WHAT THIS TASK INVOLVES
Filter for the word "καθὼς" and keep each matching line.

Dataset rows
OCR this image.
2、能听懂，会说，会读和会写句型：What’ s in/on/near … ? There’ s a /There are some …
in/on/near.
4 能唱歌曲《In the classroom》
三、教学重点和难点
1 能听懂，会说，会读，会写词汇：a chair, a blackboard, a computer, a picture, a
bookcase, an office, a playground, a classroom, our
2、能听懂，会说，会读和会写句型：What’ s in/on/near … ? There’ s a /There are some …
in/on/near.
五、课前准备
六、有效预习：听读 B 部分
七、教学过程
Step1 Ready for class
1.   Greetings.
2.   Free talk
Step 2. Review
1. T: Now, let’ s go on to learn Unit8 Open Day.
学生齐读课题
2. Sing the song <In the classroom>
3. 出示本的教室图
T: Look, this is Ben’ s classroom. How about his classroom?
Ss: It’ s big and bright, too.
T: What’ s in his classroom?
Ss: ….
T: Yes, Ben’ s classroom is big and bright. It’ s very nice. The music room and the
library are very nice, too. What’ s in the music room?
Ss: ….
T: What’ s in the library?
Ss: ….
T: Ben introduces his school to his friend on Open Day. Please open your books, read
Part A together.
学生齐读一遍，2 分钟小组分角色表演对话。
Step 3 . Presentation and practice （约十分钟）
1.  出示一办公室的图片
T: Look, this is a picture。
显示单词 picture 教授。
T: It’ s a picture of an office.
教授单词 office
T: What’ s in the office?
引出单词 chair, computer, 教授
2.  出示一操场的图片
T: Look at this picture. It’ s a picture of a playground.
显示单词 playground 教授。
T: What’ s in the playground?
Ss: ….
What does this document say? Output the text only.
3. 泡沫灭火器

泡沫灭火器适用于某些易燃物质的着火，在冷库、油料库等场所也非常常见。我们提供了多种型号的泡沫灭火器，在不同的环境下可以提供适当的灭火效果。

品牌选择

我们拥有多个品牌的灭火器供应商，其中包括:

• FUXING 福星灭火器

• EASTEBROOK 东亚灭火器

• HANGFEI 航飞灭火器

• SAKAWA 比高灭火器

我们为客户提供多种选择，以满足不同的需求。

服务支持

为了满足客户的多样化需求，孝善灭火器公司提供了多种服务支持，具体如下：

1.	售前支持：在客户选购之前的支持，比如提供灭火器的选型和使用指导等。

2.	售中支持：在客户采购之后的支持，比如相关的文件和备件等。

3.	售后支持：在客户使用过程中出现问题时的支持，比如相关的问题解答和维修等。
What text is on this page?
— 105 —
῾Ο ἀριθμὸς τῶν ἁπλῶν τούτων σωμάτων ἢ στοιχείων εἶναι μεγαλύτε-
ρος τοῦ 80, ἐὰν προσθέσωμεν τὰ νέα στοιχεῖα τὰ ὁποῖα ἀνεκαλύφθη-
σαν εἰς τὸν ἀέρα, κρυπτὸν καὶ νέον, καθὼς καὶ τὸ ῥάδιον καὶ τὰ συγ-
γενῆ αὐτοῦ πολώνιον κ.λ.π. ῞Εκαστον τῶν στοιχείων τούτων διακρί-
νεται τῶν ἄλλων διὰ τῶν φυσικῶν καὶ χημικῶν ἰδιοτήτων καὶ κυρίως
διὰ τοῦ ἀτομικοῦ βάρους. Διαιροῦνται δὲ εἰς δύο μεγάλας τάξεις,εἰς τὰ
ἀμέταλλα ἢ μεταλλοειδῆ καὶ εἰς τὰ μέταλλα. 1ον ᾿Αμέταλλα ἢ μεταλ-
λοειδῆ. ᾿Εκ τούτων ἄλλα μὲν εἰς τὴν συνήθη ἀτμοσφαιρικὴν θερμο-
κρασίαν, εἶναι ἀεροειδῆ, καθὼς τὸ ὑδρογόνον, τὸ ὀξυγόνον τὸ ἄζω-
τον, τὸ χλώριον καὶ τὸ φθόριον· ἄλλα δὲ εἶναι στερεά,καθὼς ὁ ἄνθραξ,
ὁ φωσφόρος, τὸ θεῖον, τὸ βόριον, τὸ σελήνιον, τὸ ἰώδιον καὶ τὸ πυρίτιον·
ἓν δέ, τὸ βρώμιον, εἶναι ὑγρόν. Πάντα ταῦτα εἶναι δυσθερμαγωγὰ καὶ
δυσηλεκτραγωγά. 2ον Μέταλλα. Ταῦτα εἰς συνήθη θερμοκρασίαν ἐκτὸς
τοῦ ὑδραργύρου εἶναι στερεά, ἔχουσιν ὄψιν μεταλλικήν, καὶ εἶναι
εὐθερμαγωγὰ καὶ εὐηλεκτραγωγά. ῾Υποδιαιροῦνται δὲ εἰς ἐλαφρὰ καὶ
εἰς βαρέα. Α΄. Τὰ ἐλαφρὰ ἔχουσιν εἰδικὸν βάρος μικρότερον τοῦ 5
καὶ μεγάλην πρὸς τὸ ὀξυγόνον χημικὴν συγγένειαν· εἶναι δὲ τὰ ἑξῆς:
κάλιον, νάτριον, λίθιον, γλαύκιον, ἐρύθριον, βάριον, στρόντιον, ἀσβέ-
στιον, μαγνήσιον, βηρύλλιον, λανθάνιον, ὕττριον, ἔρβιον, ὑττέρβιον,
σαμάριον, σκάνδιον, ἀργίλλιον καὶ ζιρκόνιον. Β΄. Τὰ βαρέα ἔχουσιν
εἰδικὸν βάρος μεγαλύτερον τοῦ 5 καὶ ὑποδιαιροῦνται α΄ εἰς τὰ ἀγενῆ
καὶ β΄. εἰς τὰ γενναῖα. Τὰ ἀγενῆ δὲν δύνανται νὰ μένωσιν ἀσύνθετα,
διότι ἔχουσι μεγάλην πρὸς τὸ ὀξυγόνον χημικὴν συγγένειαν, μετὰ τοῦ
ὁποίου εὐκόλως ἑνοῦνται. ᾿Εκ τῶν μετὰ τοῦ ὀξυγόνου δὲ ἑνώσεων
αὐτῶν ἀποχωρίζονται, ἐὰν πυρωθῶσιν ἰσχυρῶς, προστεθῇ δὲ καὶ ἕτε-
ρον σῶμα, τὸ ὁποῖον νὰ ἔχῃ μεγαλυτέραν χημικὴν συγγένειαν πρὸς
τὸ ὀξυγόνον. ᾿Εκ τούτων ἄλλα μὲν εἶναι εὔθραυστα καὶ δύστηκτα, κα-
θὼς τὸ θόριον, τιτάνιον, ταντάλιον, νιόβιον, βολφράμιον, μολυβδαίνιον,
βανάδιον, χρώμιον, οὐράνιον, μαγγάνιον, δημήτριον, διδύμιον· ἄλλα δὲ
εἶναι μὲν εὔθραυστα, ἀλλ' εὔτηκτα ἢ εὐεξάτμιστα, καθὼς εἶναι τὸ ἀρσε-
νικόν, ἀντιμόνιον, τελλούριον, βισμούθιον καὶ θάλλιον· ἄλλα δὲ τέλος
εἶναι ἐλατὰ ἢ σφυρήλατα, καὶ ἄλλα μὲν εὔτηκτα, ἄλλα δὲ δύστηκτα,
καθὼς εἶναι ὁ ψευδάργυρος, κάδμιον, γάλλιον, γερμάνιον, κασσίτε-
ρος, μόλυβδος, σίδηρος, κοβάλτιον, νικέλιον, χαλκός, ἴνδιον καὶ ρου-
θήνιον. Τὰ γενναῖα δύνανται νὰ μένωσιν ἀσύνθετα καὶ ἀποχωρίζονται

SOLUTION TO THE PROBLEM
σαν εἰς τὸν ἀέρα, κρυπτὸν καὶ νέον, καθὼς καὶ τὸ ῥάδιον καὶ τὰ συγ-
κρασίαν, εἶναι ἀεροειδῆ, καθὼς τὸ ὑδρογόνον, τὸ ὀξυγόνον τὸ ἄζω-
τον, τὸ χλώριον καὶ τὸ φθόριον· ἄλλα δὲ εἶναι στερεά,καθὼς ὁ ἄνθραξ,
εἶναι μὲν εὔθραυστα, ἀλλ' εὔτηκτα ἢ εὐεξάτμιστα, καθὼς εἶναι τὸ ἀρσε-
καθὼς εἶναι ὁ ψευδάργυρος, κάδμιον, γάλλιον, γερμάνιον, κασσίτε-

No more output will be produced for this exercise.